*DATASET RECORDS*:
#####

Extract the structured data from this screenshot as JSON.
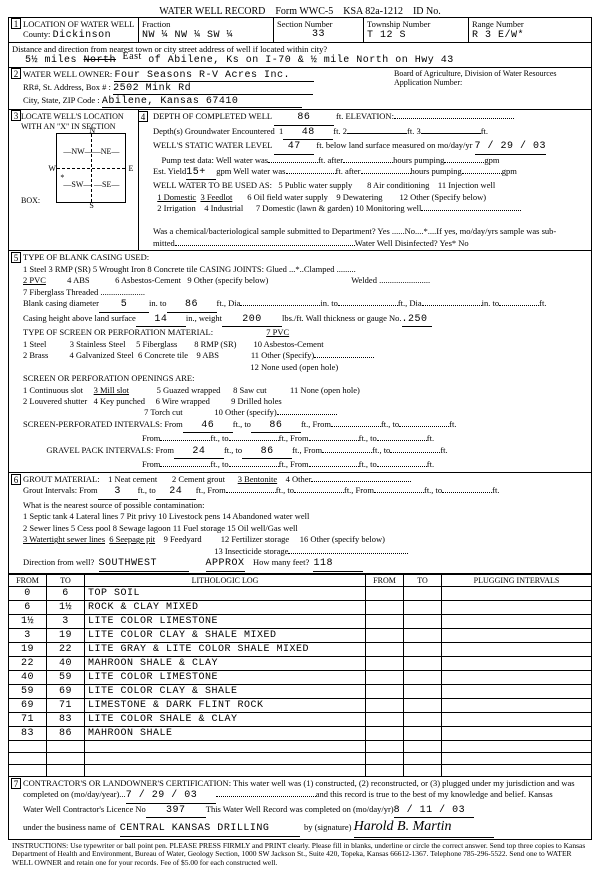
{
  "header": {
    "title": "WATER WELL RECORD",
    "form": "Form WWC-5",
    "ksa": "KSA 82a-1212",
    "id_lbl": "ID No."
  },
  "s1": {
    "title": "LOCATION OF WATER WELL",
    "county_lbl": "County:",
    "county": "Dickinson",
    "frac_lbl": "Fraction",
    "frac": "NW  ¼   NW  ¼   SW  ¼",
    "sec_lbl": "Section Number",
    "sec": "33",
    "twp_lbl": "Township Number",
    "twp": "T   12   S",
    "rng_lbl": "Range Number",
    "rng": "R   3       E/W*",
    "dist_lbl": "Distance and direction from nearest town or city street address of well if located within city?",
    "dist": "5½ miles East of Abilene, Ks on I-70 & ½ mile North on Hwy 43",
    "strike": "North"
  },
  "s2": {
    "title": "WATER WELL OWNER:",
    "owner": "Four Seasons R-V Acres Inc.",
    "addr_lbl": "RR#, St. Address, Box #   :",
    "addr": "2502 Mink Rd",
    "city_lbl": "City, State, ZIP Code      :",
    "city": "Abilene, Kansas  67410",
    "board": "Board of Agriculture, Division of Water Resources",
    "app": "Application Number:"
  },
  "s3": {
    "title": "LOCATE WELL'S LOCATION WITH AN \"X\" IN SECTION BOX:",
    "n": "N",
    "s": "S",
    "e": "E",
    "w": "W",
    "nw": "NW",
    "ne": "NE",
    "sw": "SW",
    "se": "SE"
  },
  "s4": {
    "depth_lbl": "DEPTH OF COMPLETED WELL",
    "depth": "86",
    "elev_lbl": "ft. ELEVATION:",
    "gw_lbl": "Depth(s) Groundwater Encountered",
    "gw1": "48",
    "swl_lbl": "WELL'S STATIC WATER LEVEL",
    "swl": "47",
    "swl_after": "ft. below land surface measured on mo/day/yr",
    "swl_date": "7 / 29 / 03",
    "pump_lbl": "Pump test data:  Well water was",
    "after1": "ft. after",
    "hrs1": "hours pumping",
    "gpm1": "gpm",
    "est_lbl": "Est. Yield",
    "est": "15+",
    "est_gpm": "gpm   Well water was",
    "after2": "ft. after",
    "hrs2": "hours pumping",
    "gpm2": "gpm",
    "use_lbl": "WELL WATER TO BE USED AS:",
    "uses": "1 Domestic   3 Feedlot         5 Public water supply              8 Air conditioning      11 Injection well\n2 Irrigation    4 Industrial      6 Oil field water supply            9 Dewatering              12 Other (Specify below)\n                                         7 Domestic (lawn & garden)   10 Monitoring well",
    "dom": "1 Domestic",
    "feed": "3 Feedlot",
    "chem": "Was a chemical/bacteriological sample submitted to Department? Yes ......No....*....If yes, mo/day/yrs sample was sub-",
    "mitted": "mitted",
    "wdis": "Water Well Disinfected? Yes*   No"
  },
  "s5": {
    "title": "TYPE OF BLANK CASING USED:",
    "opts1": "1 Steel           3 RMP (SR)       5 Wrought Iron           8 Concrete tile              CASING JOINTS: Glued ...*..Clamped .........",
    "opts2": "2 PVC            4 ABS               6 Asbestos-Cement    9 Other (specify below)                              Welded ........................",
    "opts3": "                                              7 Fiberglass                                                                                    Threaded .....................",
    "bcd_lbl": "Blank casing diameter",
    "bcd": "5",
    "bcd_to": "in. to",
    "bcd2": "86",
    "bcd_ft": "ft., Dia",
    "cht_lbl": "Casing height above land surface",
    "cht": "14",
    "wt_lbl": "in., weight",
    "wt": "200",
    "wt_after": "lbs./ft. Wall thickness or gauge No.",
    "gauge": ".250",
    "perf_title": "TYPE OF SCREEN OR PERFORATION MATERIAL:",
    "perf1": "1 Steel              3 Stainless Steel        5 Fiberglass           7 PVC                   10 Asbestos-Cement",
    "perf2": "2 Brass             4 Galvanized Steel     6 Concrete tile       8 RMP (SR)           11 Other (Specify)",
    "perf3": "                                                                                         9 ABS                    12 None used (open hole)",
    "open_title": "SCREEN OR PERFORATION OPENINGS ARE:",
    "open1": "1 Continuous slot        3 Mill slot                5 Guazed wrapped         8 Saw cut              11 None (open hole)",
    "open2": "2 Louvered shutter      4 Key punched         6 Wire wrapped             9 Drilled holes",
    "open3": "                                                                  7 Torch cut                   10 Other (specify)",
    "spi_lbl": "SCREEN-PERFORATED INTERVALS:     From",
    "spi_f": "46",
    "spi_t": "86",
    "gpi_lbl": "GRAVEL PACK INTERVALS:     From",
    "gpi_f": "24",
    "gpi_t": "86"
  },
  "s6": {
    "title": "GROUT MATERIAL:",
    "opts": "1 Neat cement          2 Cement grout          3 Bentonite        4 Other",
    "gi_lbl": "Grout Intervals:   From",
    "gi_f": "3",
    "gi_to": "ft., to",
    "gi_t": "24",
    "src_lbl": "What is the nearest source of possible contamination:",
    "src1": "1 Septic tank              4 Lateral lines          7 Pit privy              10 Livestock pens          14 Abandoned water well",
    "src2": "2 Sewer lines             5 Cess pool              8 Sewage lagoon    11 Fuel storage              15 Oil well/Gas well",
    "src3": "3 Watertight sewer lines  6 Seepage pit       9 Feedyard            12 Fertilizer storage        16 Other (specify below)",
    "src4": "                                                                                           13 Insecticide storage",
    "dir_lbl": "Direction from well?",
    "dir": "SOUTHWEST",
    "approx": "APPROX",
    "feet_lbl": "How many feet?",
    "feet": "118"
  },
  "log": {
    "h1": "FROM",
    "h2": "TO",
    "h3": "LITHOLOGIC LOG",
    "h4": "FROM",
    "h5": "TO",
    "h6": "PLUGGING INTERVALS",
    "rows": [
      [
        "0",
        "6",
        "TOP SOIL"
      ],
      [
        "6",
        "1½",
        "ROCK & CLAY MIXED"
      ],
      [
        "1½",
        "3",
        "LITE COLOR LIMESTONE"
      ],
      [
        "3",
        "19",
        "LITE COLOR CLAY & SHALE MIXED"
      ],
      [
        "19",
        "22",
        "LITE GRAY & LITE COLOR SHALE  MIXED"
      ],
      [
        "22",
        "40",
        "MAHROON SHALE & CLAY"
      ],
      [
        "40",
        "59",
        "LITE COLOR LIMESTONE"
      ],
      [
        "59",
        "69",
        "LITE COLOR CLAY & SHALE"
      ],
      [
        "69",
        "71",
        "LIMESTONE & DARK FLINT ROCK"
      ],
      [
        "71",
        "83",
        "LITE COLOR SHALE & CLAY"
      ],
      [
        "83",
        "86",
        "MAHROON SHALE"
      ]
    ]
  },
  "s7": {
    "cert": "CONTRACTOR'S OR LANDOWNER'S CERTIFICATION: This water well was (1) constructed, (2) reconstructed, or (3) plugged under my jurisdiction and was",
    "comp_lbl": "completed on (mo/day/year)...",
    "comp": "7 / 29 / 03",
    "rec": "and this record is true to the best of my knowledge and belief. Kansas",
    "lic_lbl": "Water Well Contractor's Licence No",
    "lic": "397",
    "wwr": "This Water Well Record was completed on (mo/day/yr)",
    "wwr_date": "8 / 11 / 03",
    "bus_lbl": "under the business name of",
    "bus": "CENTRAL KANSAS DRILLING",
    "sig_lbl": "by (signature)",
    "sig": "Harold B. Martin"
  },
  "instr": "INSTRUCTIONS: Use typewriter or ball point pen. PLEASE PRESS FIRMLY and PRINT clearly. Please fill in blanks, underline or circle the correct answer. Send top three copies to Kansas Department of Health and Environment, Bureau of Water, Geology Section, 1000 SW Jackson St., Suite 420, Topeka, Kansas 66612-1367. Telephone 785-296-5522. Send one to WATER WELL OWNER and retain one for your records. Fee of $5.00 for each constructed well."
}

#####

*INSTRUCTIONS TO FOLLOW*:
Leave the pictures aside and give the records above back word for word.

*ANSWER*:
Extract the structured data from this screenshot as JSON.
{
  "header": {
    "title": "WATER WELL RECORD",
    "form": "Form WWC-5",
    "ksa": "KSA 82a-1212",
    "id_lbl": "ID No."
  },
  "s1": {
    "title": "LOCATION OF WATER WELL",
    "county_lbl": "County:",
    "county": "Dickinson",
    "frac_lbl": "Fraction",
    "frac": "NW  ¼   NW  ¼   SW  ¼",
    "sec_lbl": "Section Number",
    "sec": "33",
    "twp_lbl": "Township Number",
    "twp": "T   12   S",
    "rng_lbl": "Range Number",
    "rng": "R   3       E/W*",
    "dist_lbl": "Distance and direction from nearest town or city street address of well if located within city?",
    "dist": "5½ miles East of Abilene, Ks on I-70 & ½ mile North on Hwy 43",
    "strike": "North"
  },
  "s2": {
    "title": "WATER WELL OWNER:",
    "owner": "Four Seasons R-V Acres Inc.",
    "addr_lbl": "RR#, St. Address, Box #   :",
    "addr": "2502 Mink Rd",
    "city_lbl": "City, State, ZIP Code      :",
    "city": "Abilene, Kansas  67410",
    "board": "Board of Agriculture, Division of Water Resources",
    "app": "Application Number:"
  },
  "s3": {
    "title": "LOCATE WELL'S LOCATION WITH AN \"X\" IN SECTION BOX:",
    "n": "N",
    "s": "S",
    "e": "E",
    "w": "W",
    "nw": "NW",
    "ne": "NE",
    "sw": "SW",
    "se": "SE"
  },
  "s4": {
    "depth_lbl": "DEPTH OF COMPLETED WELL",
    "depth": "86",
    "elev_lbl": "ft. ELEVATION:",
    "gw_lbl": "Depth(s) Groundwater Encountered",
    "gw1": "48",
    "swl_lbl": "WELL'S STATIC WATER LEVEL",
    "swl": "47",
    "swl_after": "ft. below land surface measured on mo/day/yr",
    "swl_date": "7 / 29 / 03",
    "pump_lbl": "Pump test data:  Well water was",
    "after1": "ft. after",
    "hrs1": "hours pumping",
    "gpm1": "gpm",
    "est_lbl": "Est. Yield",
    "est": "15+",
    "est_gpm": "gpm   Well water was",
    "after2": "ft. after",
    "hrs2": "hours pumping",
    "gpm2": "gpm",
    "use_lbl": "WELL WATER TO BE USED AS:",
    "uses": "1 Domestic   3 Feedlot         5 Public water supply              8 Air conditioning      11 Injection well\n2 Irrigation    4 Industrial      6 Oil field water supply            9 Dewatering              12 Other (Specify below)\n                                         7 Domestic (lawn & garden)   10 Monitoring well",
    "dom": "1 Domestic",
    "feed": "3 Feedlot",
    "chem": "Was a chemical/bacteriological sample submitted to Department? Yes ......No....*....If yes, mo/day/yrs sample was sub-",
    "mitted": "mitted",
    "wdis": "Water Well Disinfected? Yes*   No"
  },
  "s5": {
    "title": "TYPE OF BLANK CASING USED:",
    "opts1": "1 Steel           3 RMP (SR)       5 Wrought Iron           8 Concrete tile              CASING JOINTS: Glued ...*..Clamped .........",
    "opts2": "2 PVC            4 ABS               6 Asbestos-Cement    9 Other (specify below)                              Welded ........................",
    "opts3": "                                              7 Fiberglass                                                                                    Threaded .....................",
    "bcd_lbl": "Blank casing diameter",
    "bcd": "5",
    "bcd_to": "in. to",
    "bcd2": "86",
    "bcd_ft": "ft., Dia",
    "cht_lbl": "Casing height above land surface",
    "cht": "14",
    "wt_lbl": "in., weight",
    "wt": "200",
    "wt_after": "lbs./ft. Wall thickness or gauge No.",
    "gauge": ".250",
    "perf_title": "TYPE OF SCREEN OR PERFORATION MATERIAL:",
    "perf1": "1 Steel              3 Stainless Steel        5 Fiberglass           7 PVC                   10 Asbestos-Cement",
    "perf2": "2 Brass             4 Galvanized Steel     6 Concrete tile       8 RMP (SR)           11 Other (Specify)",
    "perf3": "                                                                                         9 ABS                    12 None used (open hole)",
    "open_title": "SCREEN OR PERFORATION OPENINGS ARE:",
    "open1": "1 Continuous slot        3 Mill slot                5 Guazed wrapped         8 Saw cut              11 None (open hole)",
    "open2": "2 Louvered shutter      4 Key punched         6 Wire wrapped             9 Drilled holes",
    "open3": "                                                                  7 Torch cut                   10 Other (specify)",
    "spi_lbl": "SCREEN-PERFORATED INTERVALS:     From",
    "spi_f": "46",
    "spi_t": "86",
    "gpi_lbl": "GRAVEL PACK INTERVALS:     From",
    "gpi_f": "24",
    "gpi_t": "86"
  },
  "s6": {
    "title": "GROUT MATERIAL:",
    "opts": "1 Neat cement          2 Cement grout          3 Bentonite        4 Other",
    "gi_lbl": "Grout Intervals:   From",
    "gi_f": "3",
    "gi_to": "ft., to",
    "gi_t": "24",
    "src_lbl": "What is the nearest source of possible contamination:",
    "src1": "1 Septic tank              4 Lateral lines          7 Pit privy              10 Livestock pens          14 Abandoned water well",
    "src2": "2 Sewer lines             5 Cess pool              8 Sewage lagoon    11 Fuel storage              15 Oil well/Gas well",
    "src3": "3 Watertight sewer lines  6 Seepage pit       9 Feedyard            12 Fertilizer storage        16 Other (specify below)",
    "src4": "                                                                                           13 Insecticide storage",
    "dir_lbl": "Direction from well?",
    "dir": "SOUTHWEST",
    "approx": "APPROX",
    "feet_lbl": "How many feet?",
    "feet": "118"
  },
  "log": {
    "h1": "FROM",
    "h2": "TO",
    "h3": "LITHOLOGIC LOG",
    "h4": "FROM",
    "h5": "TO",
    "h6": "PLUGGING INTERVALS",
    "rows": [
      [
        "0",
        "6",
        "TOP SOIL"
      ],
      [
        "6",
        "1½",
        "ROCK & CLAY MIXED"
      ],
      [
        "1½",
        "3",
        "LITE COLOR LIMESTONE"
      ],
      [
        "3",
        "19",
        "LITE COLOR CLAY & SHALE MIXED"
      ],
      [
        "19",
        "22",
        "LITE GRAY & LITE COLOR SHALE  MIXED"
      ],
      [
        "22",
        "40",
        "MAHROON SHALE & CLAY"
      ],
      [
        "40",
        "59",
        "LITE COLOR LIMESTONE"
      ],
      [
        "59",
        "69",
        "LITE COLOR CLAY & SHALE"
      ],
      [
        "69",
        "71",
        "LIMESTONE & DARK FLINT ROCK"
      ],
      [
        "71",
        "83",
        "LITE COLOR SHALE & CLAY"
      ],
      [
        "83",
        "86",
        "MAHROON SHALE"
      ]
    ]
  },
  "s7": {
    "cert": "CONTRACTOR'S OR LANDOWNER'S CERTIFICATION: This water well was (1) constructed, (2) reconstructed, or (3) plugged under my jurisdiction and was",
    "comp_lbl": "completed on (mo/day/year)...",
    "comp": "7 / 29 / 03",
    "rec": "and this record is true to the best of my knowledge and belief. Kansas",
    "lic_lbl": "Water Well Contractor's Licence No",
    "lic": "397",
    "wwr": "This Water Well Record was completed on (mo/day/yr)",
    "wwr_date": "8 / 11 / 03",
    "bus_lbl": "under the business name of",
    "bus": "CENTRAL KANSAS DRILLING",
    "sig_lbl": "by (signature)",
    "sig": "Harold B. Martin"
  },
  "instr": "INSTRUCTIONS: Use typewriter or ball point pen. PLEASE PRESS FIRMLY and PRINT clearly. Please fill in blanks, underline or circle the correct answer. Send top three copies to Kansas Department of Health and Environment, Bureau of Water, Geology Section, 1000 SW Jackson St., Suite 420, Topeka, Kansas 66612-1367. Telephone 785-296-5522. Send one to WATER WELL OWNER and retain one for your records. Fee of $5.00 for each constructed well."
}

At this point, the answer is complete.